**TAREFA CURTA:** Você pode redigitar, sem nenhuma alteração, as linhas dos registros do início até a linha que contém "- position-row-cont: minutes", incluindo as duas pontas?

====== REGISTROS A USAR ======

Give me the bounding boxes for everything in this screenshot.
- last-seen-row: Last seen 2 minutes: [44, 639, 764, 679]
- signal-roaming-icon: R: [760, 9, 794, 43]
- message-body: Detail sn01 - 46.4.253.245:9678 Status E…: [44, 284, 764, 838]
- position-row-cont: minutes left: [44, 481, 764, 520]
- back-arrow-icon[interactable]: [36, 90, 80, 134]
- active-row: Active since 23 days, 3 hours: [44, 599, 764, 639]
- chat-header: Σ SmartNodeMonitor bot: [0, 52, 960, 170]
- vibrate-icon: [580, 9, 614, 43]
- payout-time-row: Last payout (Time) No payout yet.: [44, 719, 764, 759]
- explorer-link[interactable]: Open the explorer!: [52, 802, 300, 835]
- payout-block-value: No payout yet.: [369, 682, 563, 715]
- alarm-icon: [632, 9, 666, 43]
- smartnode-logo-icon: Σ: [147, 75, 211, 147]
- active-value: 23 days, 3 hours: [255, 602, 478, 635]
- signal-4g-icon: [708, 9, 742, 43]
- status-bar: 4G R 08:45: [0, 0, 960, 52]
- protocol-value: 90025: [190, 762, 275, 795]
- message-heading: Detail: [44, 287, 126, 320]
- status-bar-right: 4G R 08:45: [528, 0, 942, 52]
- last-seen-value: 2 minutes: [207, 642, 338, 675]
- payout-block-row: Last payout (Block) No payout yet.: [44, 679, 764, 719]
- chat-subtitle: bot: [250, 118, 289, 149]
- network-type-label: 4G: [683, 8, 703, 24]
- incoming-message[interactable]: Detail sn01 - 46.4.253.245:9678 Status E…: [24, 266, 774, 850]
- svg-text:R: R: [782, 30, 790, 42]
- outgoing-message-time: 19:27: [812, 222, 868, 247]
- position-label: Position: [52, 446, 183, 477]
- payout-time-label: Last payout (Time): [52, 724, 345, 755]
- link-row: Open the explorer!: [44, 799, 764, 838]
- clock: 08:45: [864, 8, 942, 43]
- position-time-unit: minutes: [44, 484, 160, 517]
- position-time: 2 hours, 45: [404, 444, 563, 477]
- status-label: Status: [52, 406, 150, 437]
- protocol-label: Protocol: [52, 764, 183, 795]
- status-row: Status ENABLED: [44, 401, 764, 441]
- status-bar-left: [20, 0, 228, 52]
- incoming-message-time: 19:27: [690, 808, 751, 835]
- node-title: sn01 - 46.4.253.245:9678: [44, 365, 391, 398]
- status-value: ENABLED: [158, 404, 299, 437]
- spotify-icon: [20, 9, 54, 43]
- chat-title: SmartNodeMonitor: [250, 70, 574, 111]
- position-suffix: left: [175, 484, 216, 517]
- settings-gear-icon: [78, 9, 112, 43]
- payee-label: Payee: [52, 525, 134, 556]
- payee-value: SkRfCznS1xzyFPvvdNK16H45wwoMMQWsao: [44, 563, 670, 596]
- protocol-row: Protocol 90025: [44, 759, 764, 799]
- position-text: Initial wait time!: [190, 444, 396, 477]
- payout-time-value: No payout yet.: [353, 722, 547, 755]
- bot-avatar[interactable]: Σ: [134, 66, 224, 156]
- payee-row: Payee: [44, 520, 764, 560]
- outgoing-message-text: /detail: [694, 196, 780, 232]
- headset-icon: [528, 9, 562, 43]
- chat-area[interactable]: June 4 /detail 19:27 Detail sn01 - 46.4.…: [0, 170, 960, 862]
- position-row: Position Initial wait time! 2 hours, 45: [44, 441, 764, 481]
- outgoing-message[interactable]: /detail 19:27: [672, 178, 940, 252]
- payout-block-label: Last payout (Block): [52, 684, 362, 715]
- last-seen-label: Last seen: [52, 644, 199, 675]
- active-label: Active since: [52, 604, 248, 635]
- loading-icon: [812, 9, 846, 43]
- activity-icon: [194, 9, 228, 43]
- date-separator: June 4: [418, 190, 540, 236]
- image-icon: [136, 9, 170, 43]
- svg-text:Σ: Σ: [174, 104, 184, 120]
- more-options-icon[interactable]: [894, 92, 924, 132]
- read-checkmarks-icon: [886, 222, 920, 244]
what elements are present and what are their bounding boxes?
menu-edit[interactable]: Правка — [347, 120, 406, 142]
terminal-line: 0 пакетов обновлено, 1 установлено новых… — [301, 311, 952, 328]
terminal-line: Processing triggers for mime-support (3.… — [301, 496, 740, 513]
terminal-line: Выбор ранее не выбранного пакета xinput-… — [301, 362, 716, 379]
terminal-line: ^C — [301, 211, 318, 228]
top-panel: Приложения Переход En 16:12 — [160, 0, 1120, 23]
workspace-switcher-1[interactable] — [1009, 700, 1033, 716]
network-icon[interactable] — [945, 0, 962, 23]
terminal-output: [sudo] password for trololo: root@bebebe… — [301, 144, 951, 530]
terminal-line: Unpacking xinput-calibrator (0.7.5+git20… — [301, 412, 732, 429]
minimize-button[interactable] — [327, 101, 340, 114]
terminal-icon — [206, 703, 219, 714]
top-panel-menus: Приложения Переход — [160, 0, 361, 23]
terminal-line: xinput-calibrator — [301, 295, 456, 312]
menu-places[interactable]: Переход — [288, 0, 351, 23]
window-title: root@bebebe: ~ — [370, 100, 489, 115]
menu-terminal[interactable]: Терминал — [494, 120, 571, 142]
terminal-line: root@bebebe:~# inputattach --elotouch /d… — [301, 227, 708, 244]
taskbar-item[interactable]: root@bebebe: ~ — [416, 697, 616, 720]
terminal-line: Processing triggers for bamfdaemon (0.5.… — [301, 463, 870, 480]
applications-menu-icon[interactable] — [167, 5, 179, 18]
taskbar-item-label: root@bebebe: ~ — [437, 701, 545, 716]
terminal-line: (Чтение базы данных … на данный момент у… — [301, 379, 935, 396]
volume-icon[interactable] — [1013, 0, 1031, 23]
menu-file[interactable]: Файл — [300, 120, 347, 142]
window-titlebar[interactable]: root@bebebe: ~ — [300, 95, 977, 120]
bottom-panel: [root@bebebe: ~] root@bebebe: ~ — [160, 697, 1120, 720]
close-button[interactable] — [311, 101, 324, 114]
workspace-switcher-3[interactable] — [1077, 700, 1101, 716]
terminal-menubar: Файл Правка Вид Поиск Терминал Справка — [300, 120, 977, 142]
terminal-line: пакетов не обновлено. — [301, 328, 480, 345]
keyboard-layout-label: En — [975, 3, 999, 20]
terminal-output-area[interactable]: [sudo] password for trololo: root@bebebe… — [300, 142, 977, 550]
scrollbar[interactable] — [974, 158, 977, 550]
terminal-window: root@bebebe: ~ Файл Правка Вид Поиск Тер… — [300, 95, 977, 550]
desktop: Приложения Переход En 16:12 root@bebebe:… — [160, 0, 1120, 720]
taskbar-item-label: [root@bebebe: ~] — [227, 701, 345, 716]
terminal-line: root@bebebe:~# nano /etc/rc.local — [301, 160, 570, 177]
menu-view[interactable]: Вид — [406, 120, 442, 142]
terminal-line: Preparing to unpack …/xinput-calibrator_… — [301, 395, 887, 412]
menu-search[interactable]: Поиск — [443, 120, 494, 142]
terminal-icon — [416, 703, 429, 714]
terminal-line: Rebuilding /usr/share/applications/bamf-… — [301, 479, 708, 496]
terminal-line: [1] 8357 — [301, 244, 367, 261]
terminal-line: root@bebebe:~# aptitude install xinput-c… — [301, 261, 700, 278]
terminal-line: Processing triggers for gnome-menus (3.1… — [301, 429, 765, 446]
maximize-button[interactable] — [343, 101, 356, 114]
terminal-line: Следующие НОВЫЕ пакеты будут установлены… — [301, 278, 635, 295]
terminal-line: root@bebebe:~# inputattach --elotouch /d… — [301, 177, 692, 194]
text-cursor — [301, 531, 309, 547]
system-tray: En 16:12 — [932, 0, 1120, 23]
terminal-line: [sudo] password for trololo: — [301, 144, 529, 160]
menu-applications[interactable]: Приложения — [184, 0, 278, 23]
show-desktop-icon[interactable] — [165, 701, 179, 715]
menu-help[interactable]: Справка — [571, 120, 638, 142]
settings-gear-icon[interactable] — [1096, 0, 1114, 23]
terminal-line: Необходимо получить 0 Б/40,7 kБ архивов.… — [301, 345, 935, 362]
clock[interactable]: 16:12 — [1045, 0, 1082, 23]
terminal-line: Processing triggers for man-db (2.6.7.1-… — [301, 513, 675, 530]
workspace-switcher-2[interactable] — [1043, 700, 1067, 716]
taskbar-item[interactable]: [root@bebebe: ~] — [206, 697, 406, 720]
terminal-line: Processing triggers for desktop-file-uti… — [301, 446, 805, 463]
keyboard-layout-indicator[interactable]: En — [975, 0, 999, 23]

======

**RESPOSTA À TAREFA:**
Give me the bounding boxes for everything in this screenshot.
- last-seen-row: Last seen 2 minutes: [44, 639, 764, 679]
- signal-roaming-icon: R: [760, 9, 794, 43]
- message-body: Detail sn01 - 46.4.253.245:9678 Status E…: [44, 284, 764, 838]
- position-row-cont: minutes left: [44, 481, 764, 520]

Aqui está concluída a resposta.